Extracted data entries
┌────────

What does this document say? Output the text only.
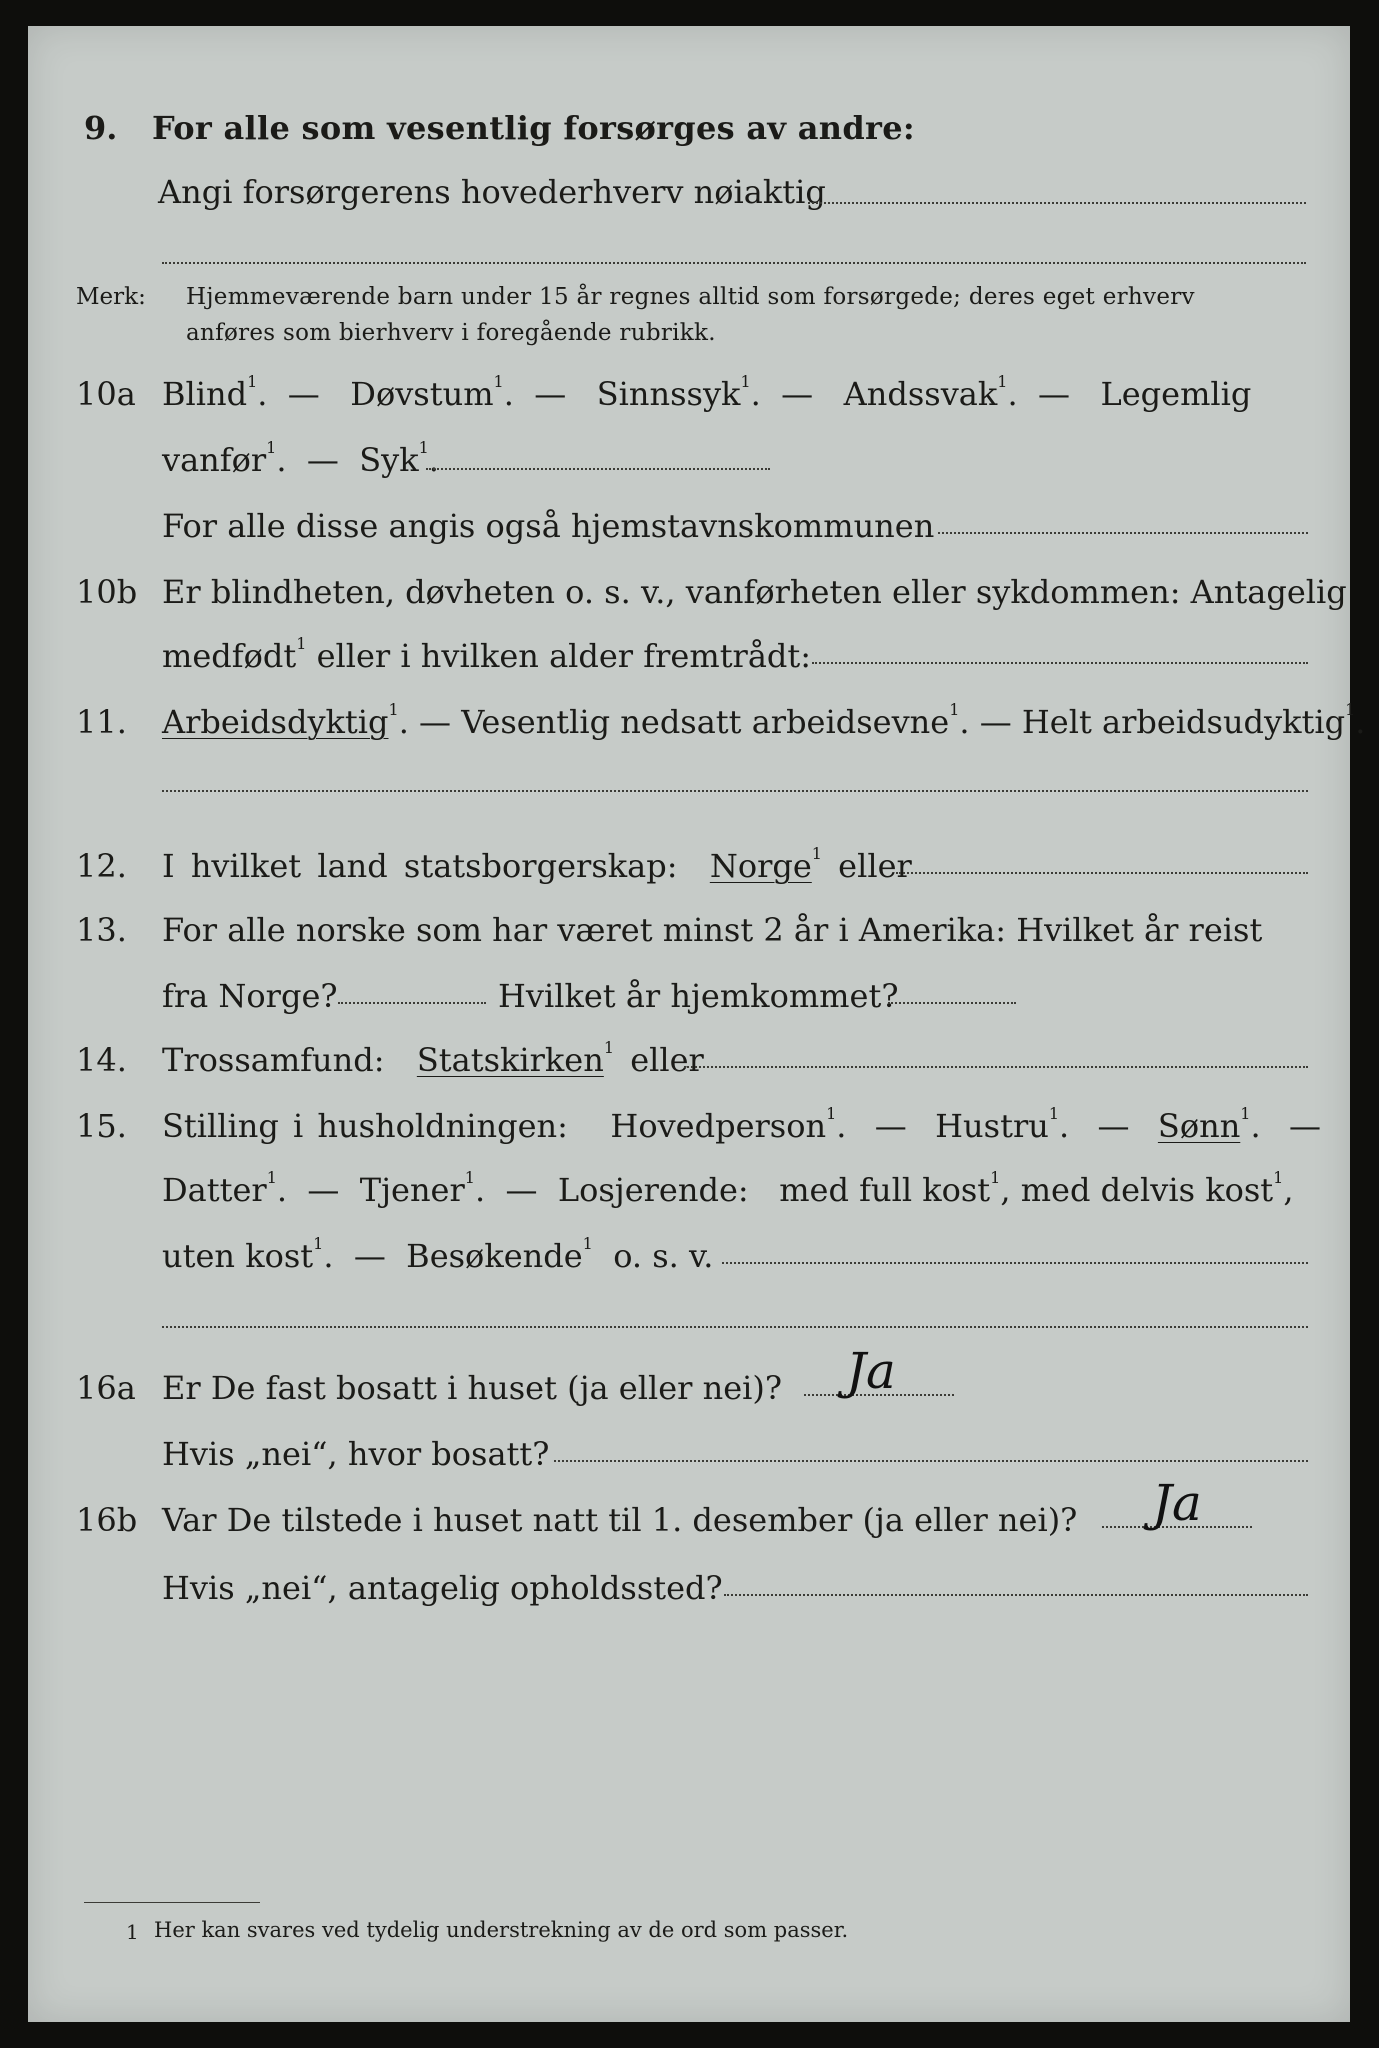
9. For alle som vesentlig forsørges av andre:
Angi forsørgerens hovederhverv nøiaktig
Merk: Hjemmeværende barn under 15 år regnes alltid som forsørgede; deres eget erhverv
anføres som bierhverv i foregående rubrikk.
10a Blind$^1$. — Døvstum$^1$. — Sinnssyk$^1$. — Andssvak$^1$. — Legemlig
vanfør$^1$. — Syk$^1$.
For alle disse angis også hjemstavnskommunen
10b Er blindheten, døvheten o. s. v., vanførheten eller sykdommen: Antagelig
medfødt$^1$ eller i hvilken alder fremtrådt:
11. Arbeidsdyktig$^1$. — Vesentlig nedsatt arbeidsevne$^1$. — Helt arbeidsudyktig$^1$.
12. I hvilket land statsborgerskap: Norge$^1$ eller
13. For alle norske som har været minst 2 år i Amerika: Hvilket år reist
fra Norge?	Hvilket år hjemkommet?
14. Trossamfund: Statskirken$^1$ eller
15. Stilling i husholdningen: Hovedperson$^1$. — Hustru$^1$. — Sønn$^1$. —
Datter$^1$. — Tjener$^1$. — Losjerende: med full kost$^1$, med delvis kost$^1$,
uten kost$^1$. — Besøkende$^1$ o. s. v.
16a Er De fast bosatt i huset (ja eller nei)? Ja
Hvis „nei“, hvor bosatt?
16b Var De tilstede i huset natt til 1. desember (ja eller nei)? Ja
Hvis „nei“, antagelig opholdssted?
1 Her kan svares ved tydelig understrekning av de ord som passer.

└────────

Print the complete listing exactly as it stands, without its pictures.

What does this document say? Output the text only.
9. For alle som vesentlig forsørges av andre:
Angi forsørgerens hovederhverv nøiaktig
Merk: Hjemmeværende barn under 15 år regnes alltid som forsørgede; deres eget erhverv
anføres som bierhverv i foregående rubrikk.
10a Blind$^1$. — Døvstum$^1$. — Sinnssyk$^1$. — Andssvak$^1$. — Legemlig
vanfør$^1$. — Syk$^1$.
For alle disse angis også hjemstavnskommunen
10b Er blindheten, døvheten o. s. v., vanførheten eller sykdommen: Antagelig
medfødt$^1$ eller i hvilken alder fremtrådt:
11. Arbeidsdyktig$^1$. — Vesentlig nedsatt arbeidsevne$^1$. — Helt arbeidsudyktig$^1$.
12. I hvilket land statsborgerskap: Norge$^1$ eller
13. For alle norske som har været minst 2 år i Amerika: Hvilket år reist
fra Norge?	Hvilket år hjemkommet?
14. Trossamfund: Statskirken$^1$ eller
15. Stilling i husholdningen: Hovedperson$^1$. — Hustru$^1$. — Sønn$^1$. —
Datter$^1$. — Tjener$^1$. — Losjerende: med full kost$^1$, med delvis kost$^1$,
uten kost$^1$. — Besøkende$^1$ o. s. v.
16a Er De fast bosatt i huset (ja eller nei)? Ja
Hvis „nei“, hvor bosatt?
16b Var De tilstede i huset natt til 1. desember (ja eller nei)? Ja
Hvis „nei“, antagelig opholdssted?
1 Her kan svares ved tydelig understrekning av de ord som passer.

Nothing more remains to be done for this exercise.